__WHAT THE TASK ASKS__.
Print every entry, word for word, and skip the images.

-------------------------

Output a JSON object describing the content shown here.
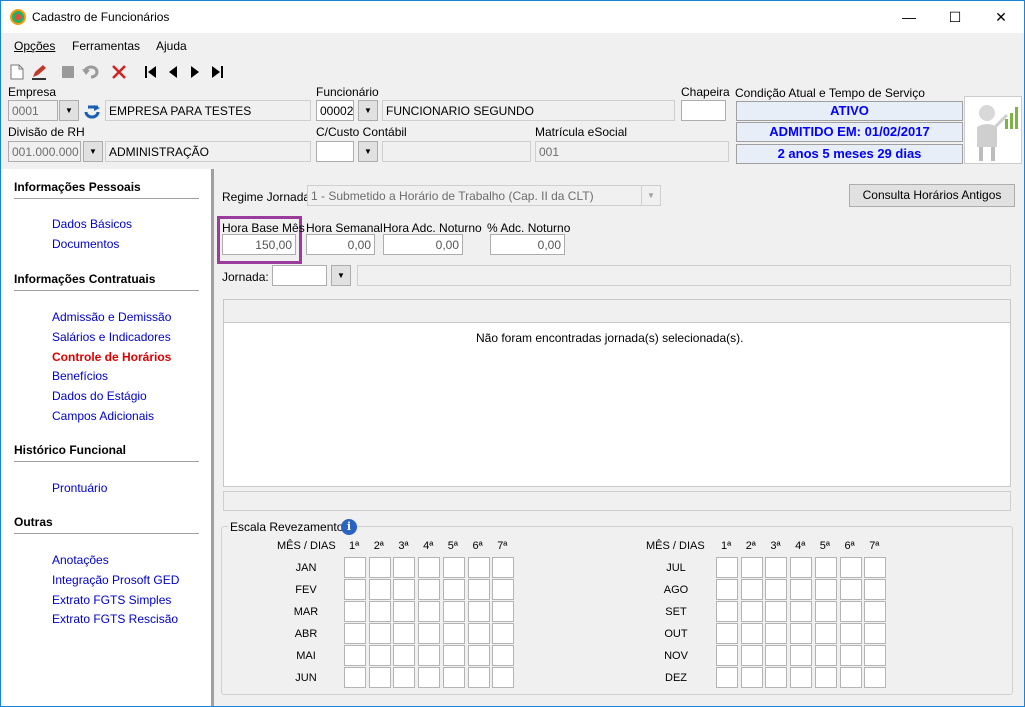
{
  "window": {
    "title": "Cadastro de Funcionários",
    "min": "—",
    "max": "☐",
    "close": "✕"
  },
  "menu": {
    "opcoes": "Opções",
    "ferramentas": "Ferramentas",
    "ajuda": "Ajuda"
  },
  "header": {
    "empresa_label": "Empresa",
    "empresa_code": "0001",
    "empresa_name": "EMPRESA PARA TESTES",
    "funcionario_label": "Funcionário",
    "funcionario_code": "00002",
    "funcionario_name": "FUNCIONARIO SEGUNDO",
    "chapeira_label": "Chapeira",
    "chapeira_value": "",
    "condicao_label": "Condição Atual e Tempo de Serviço",
    "status": "ATIVO",
    "admitido": "ADMITIDO EM: 01/02/2017",
    "tempo": "2 anos 5 meses 29 dias",
    "divisao_label": "Divisão de RH",
    "divisao_code": "001.000.000",
    "divisao_name": "ADMINISTRAÇÃO",
    "custo_label": "C/Custo Contábil",
    "custo_code": "",
    "custo_name": "",
    "matricula_label": "Matrícula eSocial",
    "matricula_value": "001"
  },
  "sidebar": {
    "sections": [
      {
        "title": "Informações Pessoais",
        "items": [
          "Dados Básicos",
          "Documentos"
        ]
      },
      {
        "title": "Informações Contratuais",
        "items": [
          "Admissão e Demissão",
          "Salários e Indicadores",
          "Controle de Horários",
          "Benefícios",
          "Dados do Estágio",
          "Campos Adicionais"
        ]
      },
      {
        "title": "Histórico Funcional",
        "items": [
          "Prontuário"
        ]
      },
      {
        "title": "Outras",
        "items": [
          "Anotações",
          "Integração Prosoft GED",
          "Extrato FGTS Simples",
          "Extrato FGTS Rescisão"
        ]
      }
    ],
    "active": "Controle de Horários"
  },
  "main": {
    "regime_label": "Regime Jornada",
    "regime_value": "1 - Submetido a Horário de Trabalho (Cap. II da CLT)",
    "consulta_button": "Consulta Horários Antigos",
    "hora_base_label": "Hora Base Mês",
    "hora_base_value": "150,00",
    "hora_semanal_label": "Hora Semanal",
    "hora_semanal_value": "0,00",
    "hora_adc_label": "Hora Adc. Noturno",
    "hora_adc_value": "0,00",
    "pct_adc_label": "% Adc. Noturno",
    "pct_adc_value": "0,00",
    "jornada_label": "Jornada:",
    "jornada_code": "",
    "jornada_desc": "",
    "empty_message": "Não foram encontradas jornada(s) selecionada(s)."
  },
  "escala": {
    "title": "Escala Revezamento",
    "header": "MÊS / DIAS",
    "days": [
      "1ª",
      "2ª",
      "3ª",
      "4ª",
      "5ª",
      "6ª",
      "7ª"
    ],
    "months_left": [
      "JAN",
      "FEV",
      "MAR",
      "ABR",
      "MAI",
      "JUN"
    ],
    "months_right": [
      "JUL",
      "AGO",
      "SET",
      "OUT",
      "NOV",
      "DEZ"
    ]
  }
}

-------------------------

__TASK OUTPUT__.
Output a JSON object describing the content shown here.
{
  "window": {
    "title": "Cadastro de Funcionários",
    "min": "—",
    "max": "☐",
    "close": "✕"
  },
  "menu": {
    "opcoes": "Opções",
    "ferramentas": "Ferramentas",
    "ajuda": "Ajuda"
  },
  "header": {
    "empresa_label": "Empresa",
    "empresa_code": "0001",
    "empresa_name": "EMPRESA PARA TESTES",
    "funcionario_label": "Funcionário",
    "funcionario_code": "00002",
    "funcionario_name": "FUNCIONARIO SEGUNDO",
    "chapeira_label": "Chapeira",
    "chapeira_value": "",
    "condicao_label": "Condição Atual e Tempo de Serviço",
    "status": "ATIVO",
    "admitido": "ADMITIDO EM: 01/02/2017",
    "tempo": "2 anos 5 meses 29 dias",
    "divisao_label": "Divisão de RH",
    "divisao_code": "001.000.000",
    "divisao_name": "ADMINISTRAÇÃO",
    "custo_label": "C/Custo Contábil",
    "custo_code": "",
    "custo_name": "",
    "matricula_label": "Matrícula eSocial",
    "matricula_value": "001"
  },
  "sidebar": {
    "sections": [
      {
        "title": "Informações Pessoais",
        "items": [
          "Dados Básicos",
          "Documentos"
        ]
      },
      {
        "title": "Informações Contratuais",
        "items": [
          "Admissão e Demissão",
          "Salários e Indicadores",
          "Controle de Horários",
          "Benefícios",
          "Dados do Estágio",
          "Campos Adicionais"
        ]
      },
      {
        "title": "Histórico Funcional",
        "items": [
          "Prontuário"
        ]
      },
      {
        "title": "Outras",
        "items": [
          "Anotações",
          "Integração Prosoft GED",
          "Extrato FGTS Simples",
          "Extrato FGTS Rescisão"
        ]
      }
    ],
    "active": "Controle de Horários"
  },
  "main": {
    "regime_label": "Regime Jornada",
    "regime_value": "1 - Submetido a Horário de Trabalho (Cap. II da CLT)",
    "consulta_button": "Consulta Horários Antigos",
    "hora_base_label": "Hora Base Mês",
    "hora_base_value": "150,00",
    "hora_semanal_label": "Hora Semanal",
    "hora_semanal_value": "0,00",
    "hora_adc_label": "Hora Adc. Noturno",
    "hora_adc_value": "0,00",
    "pct_adc_label": "% Adc. Noturno",
    "pct_adc_value": "0,00",
    "jornada_label": "Jornada:",
    "jornada_code": "",
    "jornada_desc": "",
    "empty_message": "Não foram encontradas jornada(s) selecionada(s)."
  },
  "escala": {
    "title": "Escala Revezamento",
    "header": "MÊS / DIAS",
    "days": [
      "1ª",
      "2ª",
      "3ª",
      "4ª",
      "5ª",
      "6ª",
      "7ª"
    ],
    "months_left": [
      "JAN",
      "FEV",
      "MAR",
      "ABR",
      "MAI",
      "JUN"
    ],
    "months_right": [
      "JUL",
      "AGO",
      "SET",
      "OUT",
      "NOV",
      "DEZ"
    ]
  }
}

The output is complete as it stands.